------ Provided records ------

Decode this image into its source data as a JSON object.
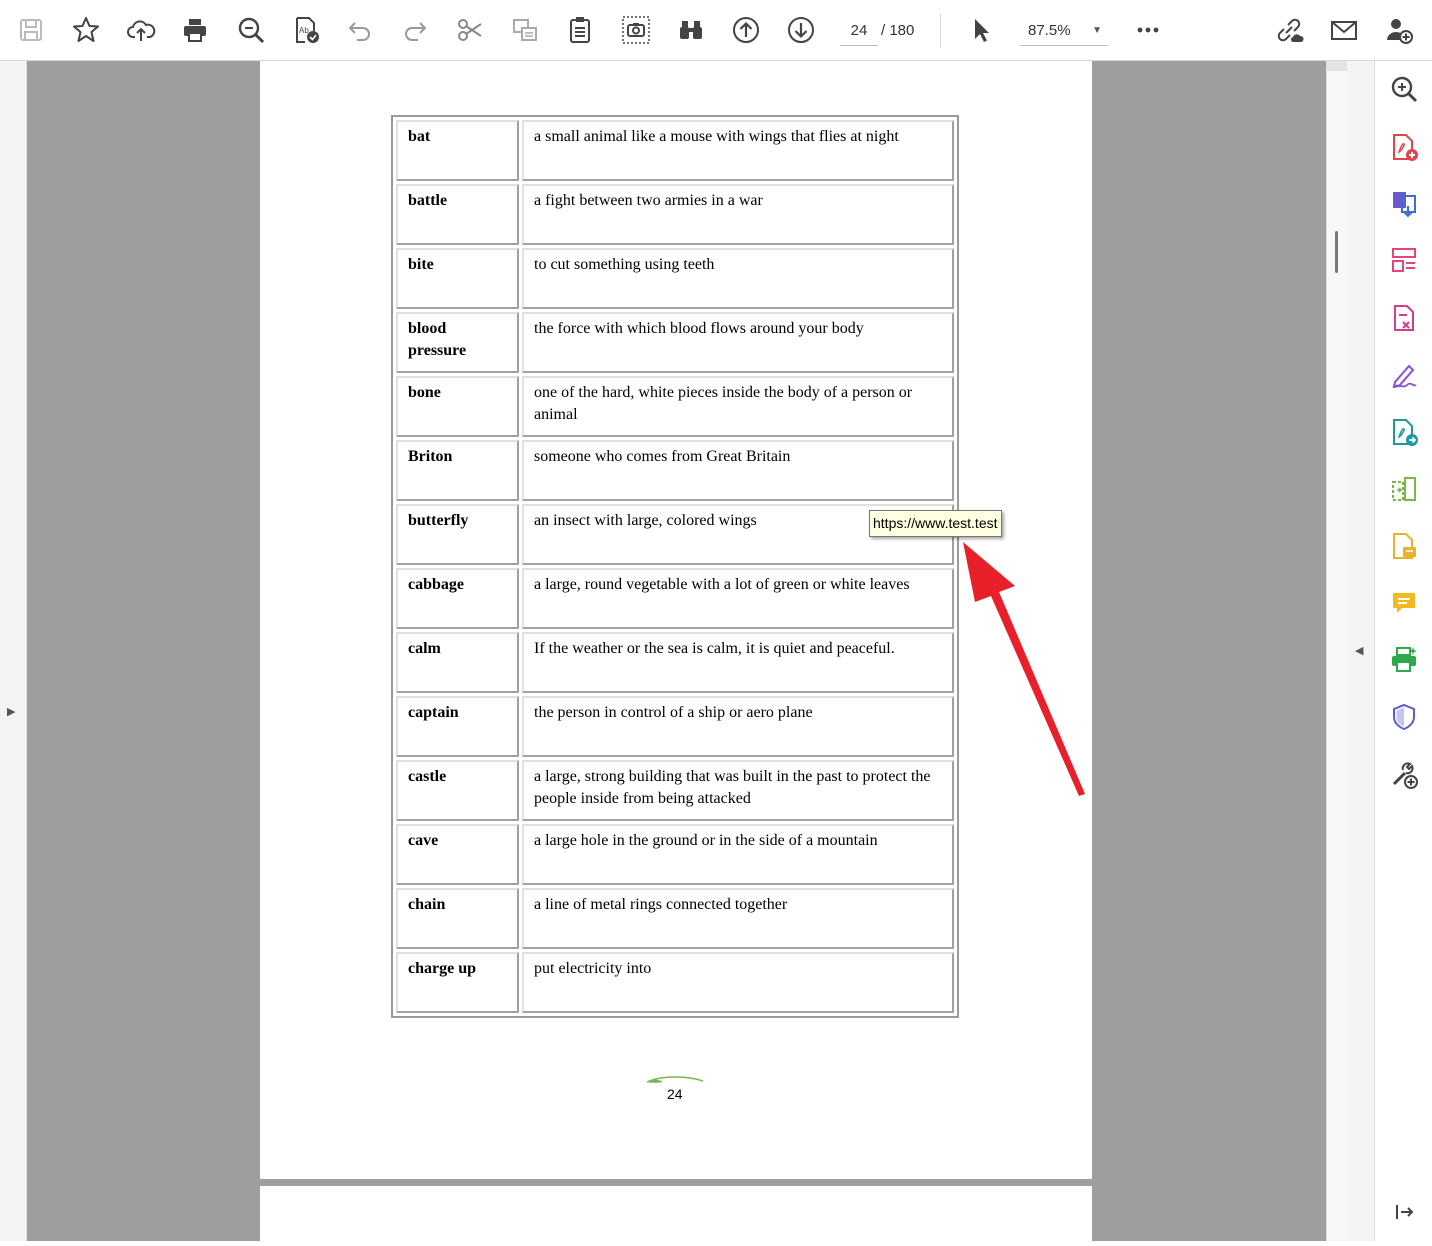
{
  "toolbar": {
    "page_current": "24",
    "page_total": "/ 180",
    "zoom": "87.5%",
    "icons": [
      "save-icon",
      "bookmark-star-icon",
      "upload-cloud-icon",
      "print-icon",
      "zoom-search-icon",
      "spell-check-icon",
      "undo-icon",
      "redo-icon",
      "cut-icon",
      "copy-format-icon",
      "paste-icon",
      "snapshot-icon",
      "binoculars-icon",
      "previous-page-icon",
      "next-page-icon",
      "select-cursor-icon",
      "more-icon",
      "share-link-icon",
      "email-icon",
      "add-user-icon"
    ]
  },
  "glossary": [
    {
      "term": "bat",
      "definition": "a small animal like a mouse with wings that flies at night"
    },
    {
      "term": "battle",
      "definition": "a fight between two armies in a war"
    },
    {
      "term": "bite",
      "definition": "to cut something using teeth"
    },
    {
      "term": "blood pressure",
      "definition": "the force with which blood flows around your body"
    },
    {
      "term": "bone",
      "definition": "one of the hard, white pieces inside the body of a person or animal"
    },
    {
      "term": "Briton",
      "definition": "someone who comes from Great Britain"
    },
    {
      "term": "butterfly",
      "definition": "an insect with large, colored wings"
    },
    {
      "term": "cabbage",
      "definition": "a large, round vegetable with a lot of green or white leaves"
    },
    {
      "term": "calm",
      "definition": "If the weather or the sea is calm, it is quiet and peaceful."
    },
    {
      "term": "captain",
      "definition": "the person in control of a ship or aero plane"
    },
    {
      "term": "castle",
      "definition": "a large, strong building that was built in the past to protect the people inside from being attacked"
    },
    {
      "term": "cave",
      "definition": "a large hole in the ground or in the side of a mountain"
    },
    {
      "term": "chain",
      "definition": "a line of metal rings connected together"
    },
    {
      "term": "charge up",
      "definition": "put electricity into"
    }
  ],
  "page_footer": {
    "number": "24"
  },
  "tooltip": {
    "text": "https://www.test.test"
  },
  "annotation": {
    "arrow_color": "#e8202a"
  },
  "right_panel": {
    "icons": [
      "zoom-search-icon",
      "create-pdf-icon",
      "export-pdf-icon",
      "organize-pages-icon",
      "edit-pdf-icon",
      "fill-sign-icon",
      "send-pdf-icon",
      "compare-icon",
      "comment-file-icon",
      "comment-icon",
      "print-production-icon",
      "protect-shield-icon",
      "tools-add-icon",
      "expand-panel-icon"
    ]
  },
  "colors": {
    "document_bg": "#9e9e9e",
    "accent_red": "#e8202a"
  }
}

------
------ Provided records ------

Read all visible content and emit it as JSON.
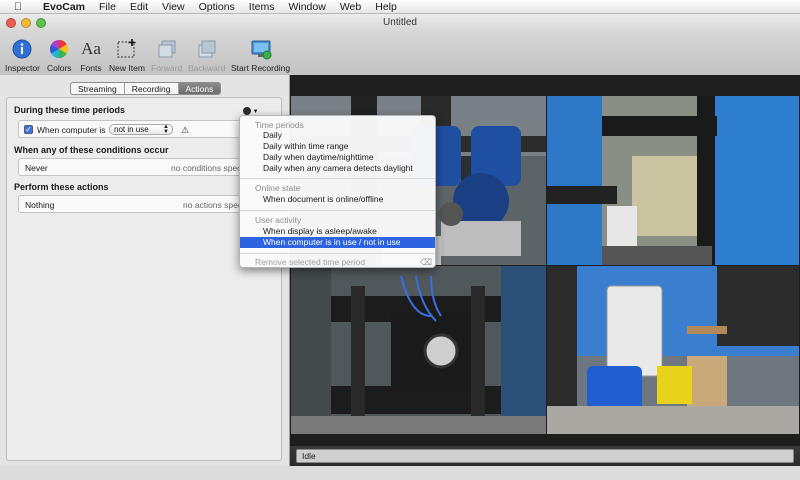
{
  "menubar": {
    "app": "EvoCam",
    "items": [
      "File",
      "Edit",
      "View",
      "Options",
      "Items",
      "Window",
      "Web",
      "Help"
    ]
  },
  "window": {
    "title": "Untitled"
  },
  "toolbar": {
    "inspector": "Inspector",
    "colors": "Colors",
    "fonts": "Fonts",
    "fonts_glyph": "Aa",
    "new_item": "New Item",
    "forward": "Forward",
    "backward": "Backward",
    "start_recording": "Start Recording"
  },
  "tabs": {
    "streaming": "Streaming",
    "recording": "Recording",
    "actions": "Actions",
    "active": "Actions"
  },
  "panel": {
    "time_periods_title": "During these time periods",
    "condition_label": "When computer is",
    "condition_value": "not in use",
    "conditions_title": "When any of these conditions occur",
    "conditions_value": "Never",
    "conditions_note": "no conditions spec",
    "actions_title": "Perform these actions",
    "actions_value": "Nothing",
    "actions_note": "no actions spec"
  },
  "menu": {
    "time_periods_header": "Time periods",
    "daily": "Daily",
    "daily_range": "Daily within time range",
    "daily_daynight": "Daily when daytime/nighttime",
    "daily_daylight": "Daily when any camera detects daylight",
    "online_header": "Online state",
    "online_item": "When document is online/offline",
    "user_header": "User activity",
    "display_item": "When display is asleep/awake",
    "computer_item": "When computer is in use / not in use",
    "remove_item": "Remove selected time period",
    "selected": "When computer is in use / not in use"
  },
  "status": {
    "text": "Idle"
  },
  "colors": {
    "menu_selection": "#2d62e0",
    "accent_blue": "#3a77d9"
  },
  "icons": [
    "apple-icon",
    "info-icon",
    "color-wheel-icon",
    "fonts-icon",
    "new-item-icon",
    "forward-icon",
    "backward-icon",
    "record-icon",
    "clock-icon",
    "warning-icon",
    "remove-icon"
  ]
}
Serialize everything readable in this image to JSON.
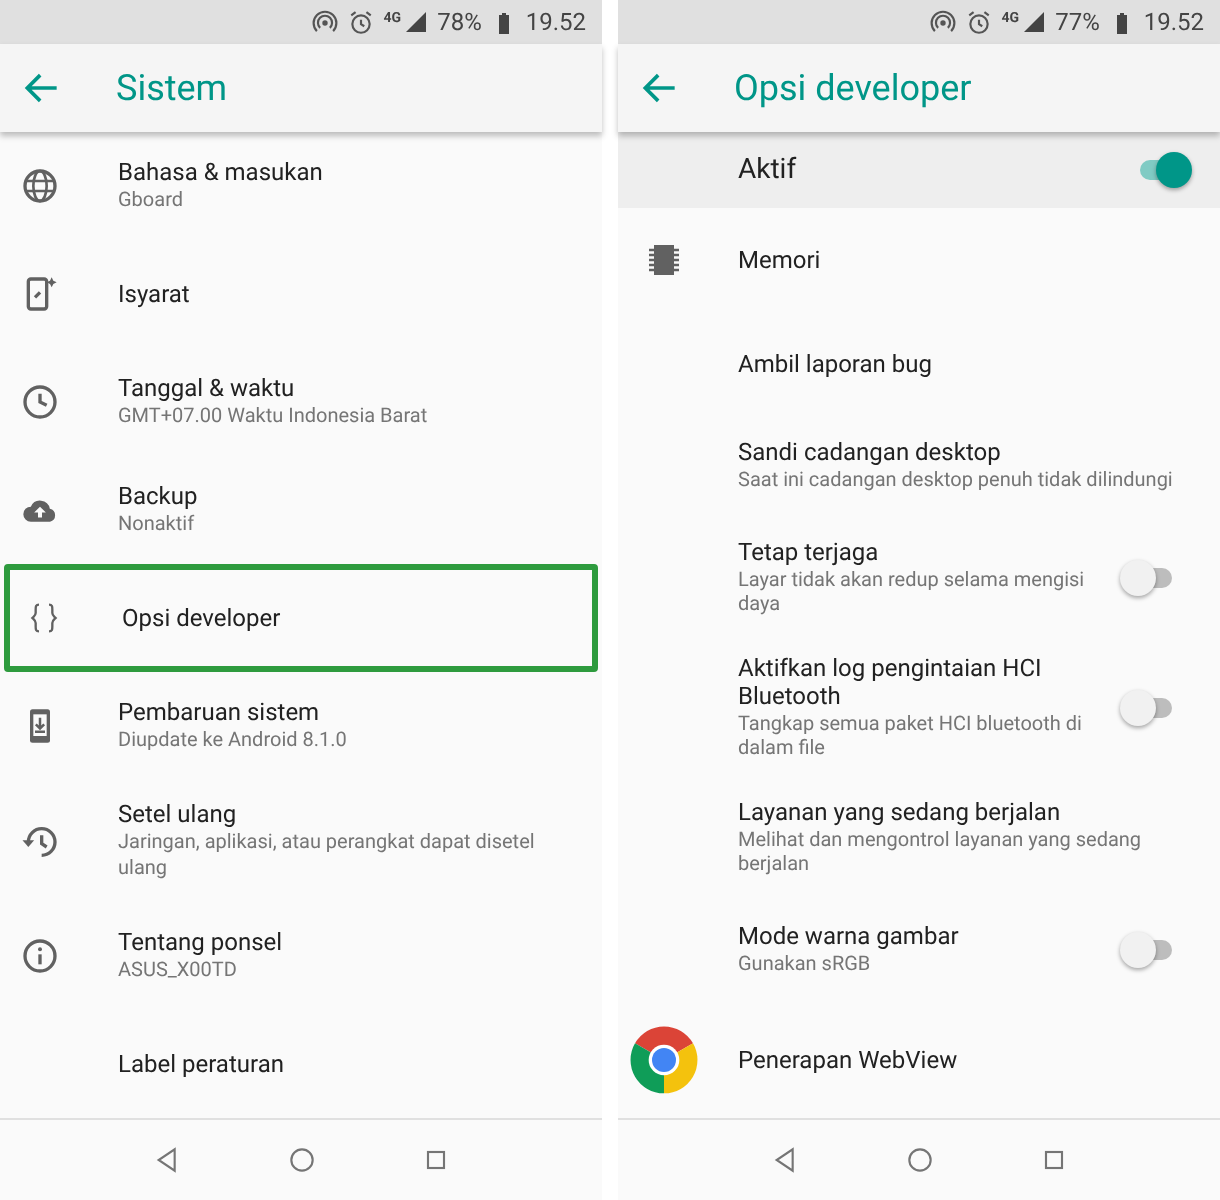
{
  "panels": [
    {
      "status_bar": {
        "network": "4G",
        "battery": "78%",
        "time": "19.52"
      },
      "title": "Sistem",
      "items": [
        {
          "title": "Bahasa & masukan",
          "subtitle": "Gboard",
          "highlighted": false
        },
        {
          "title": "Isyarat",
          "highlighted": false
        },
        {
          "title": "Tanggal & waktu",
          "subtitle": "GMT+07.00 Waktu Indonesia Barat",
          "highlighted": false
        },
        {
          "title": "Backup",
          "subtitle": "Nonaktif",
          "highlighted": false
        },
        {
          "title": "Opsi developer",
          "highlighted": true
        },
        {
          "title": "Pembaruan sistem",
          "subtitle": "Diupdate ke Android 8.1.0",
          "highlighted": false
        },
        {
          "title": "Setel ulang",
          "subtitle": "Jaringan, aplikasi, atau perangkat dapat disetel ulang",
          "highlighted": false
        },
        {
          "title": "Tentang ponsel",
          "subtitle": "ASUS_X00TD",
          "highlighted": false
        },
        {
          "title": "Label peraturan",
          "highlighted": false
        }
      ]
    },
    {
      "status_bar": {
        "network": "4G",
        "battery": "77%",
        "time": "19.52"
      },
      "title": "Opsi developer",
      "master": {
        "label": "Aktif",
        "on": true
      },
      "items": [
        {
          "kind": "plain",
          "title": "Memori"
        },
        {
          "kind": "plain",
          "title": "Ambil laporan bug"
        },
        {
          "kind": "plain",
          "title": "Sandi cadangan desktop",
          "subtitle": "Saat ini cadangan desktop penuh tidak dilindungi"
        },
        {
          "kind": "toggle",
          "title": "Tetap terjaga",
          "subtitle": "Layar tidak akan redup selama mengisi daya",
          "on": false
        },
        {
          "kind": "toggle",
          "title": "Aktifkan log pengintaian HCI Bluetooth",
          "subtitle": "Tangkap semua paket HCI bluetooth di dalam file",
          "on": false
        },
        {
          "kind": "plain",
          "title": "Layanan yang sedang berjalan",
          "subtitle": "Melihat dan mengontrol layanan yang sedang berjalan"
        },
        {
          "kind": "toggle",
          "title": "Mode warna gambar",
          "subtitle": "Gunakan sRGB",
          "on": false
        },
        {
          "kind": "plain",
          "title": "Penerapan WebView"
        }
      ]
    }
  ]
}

------

Given task: Find the word "into" in the entries, and copy every line it shows up in.

Task answer:
Decode this image into its source data as a JSON object.
      "definition": "put electricity into"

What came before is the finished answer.